Data entries for graphics:
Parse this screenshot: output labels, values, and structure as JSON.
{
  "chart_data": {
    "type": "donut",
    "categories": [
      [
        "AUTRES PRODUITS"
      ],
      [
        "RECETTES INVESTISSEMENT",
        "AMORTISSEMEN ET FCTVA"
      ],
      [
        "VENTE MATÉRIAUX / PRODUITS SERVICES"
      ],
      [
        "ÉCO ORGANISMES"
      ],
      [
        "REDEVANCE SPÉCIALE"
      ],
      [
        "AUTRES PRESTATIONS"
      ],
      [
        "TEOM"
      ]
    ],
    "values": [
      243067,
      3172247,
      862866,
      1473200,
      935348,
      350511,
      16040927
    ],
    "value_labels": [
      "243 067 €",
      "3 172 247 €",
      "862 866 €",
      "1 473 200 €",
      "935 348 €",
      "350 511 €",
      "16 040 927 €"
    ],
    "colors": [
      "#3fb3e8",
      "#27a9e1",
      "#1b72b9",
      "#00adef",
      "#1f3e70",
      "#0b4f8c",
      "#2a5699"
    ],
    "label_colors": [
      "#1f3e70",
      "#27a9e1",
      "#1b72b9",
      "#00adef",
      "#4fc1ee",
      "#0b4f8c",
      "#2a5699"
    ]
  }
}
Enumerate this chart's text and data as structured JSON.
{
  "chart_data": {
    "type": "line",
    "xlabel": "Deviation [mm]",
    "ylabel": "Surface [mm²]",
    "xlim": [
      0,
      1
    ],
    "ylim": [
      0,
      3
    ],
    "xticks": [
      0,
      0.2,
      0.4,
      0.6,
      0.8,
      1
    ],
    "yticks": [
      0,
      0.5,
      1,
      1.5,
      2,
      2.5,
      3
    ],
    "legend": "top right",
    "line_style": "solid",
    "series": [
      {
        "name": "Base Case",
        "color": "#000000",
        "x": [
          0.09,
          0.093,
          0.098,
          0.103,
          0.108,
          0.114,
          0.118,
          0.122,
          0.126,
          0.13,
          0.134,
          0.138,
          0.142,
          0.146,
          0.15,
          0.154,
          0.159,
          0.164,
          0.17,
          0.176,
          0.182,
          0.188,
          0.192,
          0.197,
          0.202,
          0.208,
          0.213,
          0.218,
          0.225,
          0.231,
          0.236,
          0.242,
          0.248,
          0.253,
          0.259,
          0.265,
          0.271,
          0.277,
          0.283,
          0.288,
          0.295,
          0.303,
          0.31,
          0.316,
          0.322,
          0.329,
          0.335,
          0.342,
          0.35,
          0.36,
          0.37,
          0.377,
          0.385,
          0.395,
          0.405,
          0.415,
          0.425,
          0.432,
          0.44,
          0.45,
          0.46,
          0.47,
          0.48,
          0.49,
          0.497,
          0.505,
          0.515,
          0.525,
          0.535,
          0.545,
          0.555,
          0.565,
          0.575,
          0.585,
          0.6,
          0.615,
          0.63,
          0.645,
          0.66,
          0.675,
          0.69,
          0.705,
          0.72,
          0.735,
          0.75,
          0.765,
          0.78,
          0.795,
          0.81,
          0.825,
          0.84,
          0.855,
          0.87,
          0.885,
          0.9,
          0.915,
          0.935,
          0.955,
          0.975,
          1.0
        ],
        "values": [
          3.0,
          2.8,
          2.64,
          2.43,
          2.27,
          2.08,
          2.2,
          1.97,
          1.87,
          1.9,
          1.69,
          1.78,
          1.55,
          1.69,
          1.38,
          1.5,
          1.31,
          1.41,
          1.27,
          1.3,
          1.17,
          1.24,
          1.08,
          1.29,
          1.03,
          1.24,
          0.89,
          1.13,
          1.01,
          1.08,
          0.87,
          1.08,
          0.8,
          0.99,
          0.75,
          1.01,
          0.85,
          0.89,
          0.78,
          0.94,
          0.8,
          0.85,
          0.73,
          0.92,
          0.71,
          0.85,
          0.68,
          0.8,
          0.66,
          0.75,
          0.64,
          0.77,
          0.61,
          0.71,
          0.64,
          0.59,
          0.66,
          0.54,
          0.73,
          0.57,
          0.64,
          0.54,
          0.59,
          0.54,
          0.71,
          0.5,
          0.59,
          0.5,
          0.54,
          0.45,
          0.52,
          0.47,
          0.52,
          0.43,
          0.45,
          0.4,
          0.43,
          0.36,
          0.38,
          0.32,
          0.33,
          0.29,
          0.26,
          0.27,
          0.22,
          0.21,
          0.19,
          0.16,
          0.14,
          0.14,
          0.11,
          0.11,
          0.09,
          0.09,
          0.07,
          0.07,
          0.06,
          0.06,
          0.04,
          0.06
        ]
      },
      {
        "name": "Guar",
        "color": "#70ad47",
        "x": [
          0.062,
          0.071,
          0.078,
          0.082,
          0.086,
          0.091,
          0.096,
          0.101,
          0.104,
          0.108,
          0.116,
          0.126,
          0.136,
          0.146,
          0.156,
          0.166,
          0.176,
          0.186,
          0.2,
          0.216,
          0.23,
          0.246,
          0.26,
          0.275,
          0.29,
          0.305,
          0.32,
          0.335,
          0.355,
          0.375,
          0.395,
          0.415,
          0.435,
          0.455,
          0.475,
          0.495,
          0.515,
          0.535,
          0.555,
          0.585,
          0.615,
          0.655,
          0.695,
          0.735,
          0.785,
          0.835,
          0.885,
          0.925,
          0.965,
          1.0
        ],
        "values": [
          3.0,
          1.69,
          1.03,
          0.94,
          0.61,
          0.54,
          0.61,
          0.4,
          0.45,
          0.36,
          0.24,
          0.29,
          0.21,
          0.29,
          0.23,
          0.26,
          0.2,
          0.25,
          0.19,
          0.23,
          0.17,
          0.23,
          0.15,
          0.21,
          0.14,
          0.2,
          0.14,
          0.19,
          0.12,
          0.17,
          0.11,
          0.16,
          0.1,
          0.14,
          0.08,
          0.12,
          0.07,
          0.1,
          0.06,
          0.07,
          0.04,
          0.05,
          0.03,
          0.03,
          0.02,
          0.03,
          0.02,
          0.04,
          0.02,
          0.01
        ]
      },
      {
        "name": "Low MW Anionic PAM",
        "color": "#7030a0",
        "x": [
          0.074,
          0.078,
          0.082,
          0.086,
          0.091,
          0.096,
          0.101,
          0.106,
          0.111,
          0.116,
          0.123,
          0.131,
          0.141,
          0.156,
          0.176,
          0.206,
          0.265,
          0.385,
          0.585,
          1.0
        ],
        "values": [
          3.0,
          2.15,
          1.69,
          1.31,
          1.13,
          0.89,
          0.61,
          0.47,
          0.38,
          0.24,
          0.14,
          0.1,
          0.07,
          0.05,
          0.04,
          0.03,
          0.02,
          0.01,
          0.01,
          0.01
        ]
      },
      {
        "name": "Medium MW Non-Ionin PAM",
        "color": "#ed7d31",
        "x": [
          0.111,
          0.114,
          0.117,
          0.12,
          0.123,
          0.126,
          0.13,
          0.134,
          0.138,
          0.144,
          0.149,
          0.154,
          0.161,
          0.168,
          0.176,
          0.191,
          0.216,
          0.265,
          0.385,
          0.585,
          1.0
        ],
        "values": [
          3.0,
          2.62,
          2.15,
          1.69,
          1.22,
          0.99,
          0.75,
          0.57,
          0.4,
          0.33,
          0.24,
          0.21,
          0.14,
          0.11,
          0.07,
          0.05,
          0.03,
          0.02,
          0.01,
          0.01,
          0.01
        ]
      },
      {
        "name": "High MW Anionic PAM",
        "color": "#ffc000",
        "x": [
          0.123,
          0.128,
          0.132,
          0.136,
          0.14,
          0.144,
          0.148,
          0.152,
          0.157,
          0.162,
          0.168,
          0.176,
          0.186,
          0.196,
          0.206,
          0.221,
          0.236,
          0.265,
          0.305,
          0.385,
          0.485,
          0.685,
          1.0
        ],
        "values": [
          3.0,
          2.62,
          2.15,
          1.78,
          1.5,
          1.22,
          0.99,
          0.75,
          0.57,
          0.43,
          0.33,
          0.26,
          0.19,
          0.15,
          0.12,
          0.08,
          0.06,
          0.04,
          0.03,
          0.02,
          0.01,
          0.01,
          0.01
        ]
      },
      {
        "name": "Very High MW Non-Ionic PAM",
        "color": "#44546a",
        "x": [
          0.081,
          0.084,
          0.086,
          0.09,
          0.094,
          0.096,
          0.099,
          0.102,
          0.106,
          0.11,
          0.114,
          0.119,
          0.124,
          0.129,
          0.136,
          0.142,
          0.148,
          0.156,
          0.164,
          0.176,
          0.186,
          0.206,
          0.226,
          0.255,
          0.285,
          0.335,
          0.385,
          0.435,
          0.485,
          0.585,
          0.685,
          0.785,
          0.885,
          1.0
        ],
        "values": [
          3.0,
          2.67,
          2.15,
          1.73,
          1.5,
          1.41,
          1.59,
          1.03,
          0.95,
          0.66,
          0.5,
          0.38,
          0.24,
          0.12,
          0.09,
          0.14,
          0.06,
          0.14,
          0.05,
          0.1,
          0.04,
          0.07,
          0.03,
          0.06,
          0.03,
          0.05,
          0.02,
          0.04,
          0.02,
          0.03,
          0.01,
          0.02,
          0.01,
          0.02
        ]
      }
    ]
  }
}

_EXERCISE DESCRIPTION_. Each line in the entries above that includes the string "JSON" should be extracted.

_EXERCISE RESULT_.
Parse this screenshot: output labels, values, and structure as JSON.
Enumerate this chart's text and data as structured JSON.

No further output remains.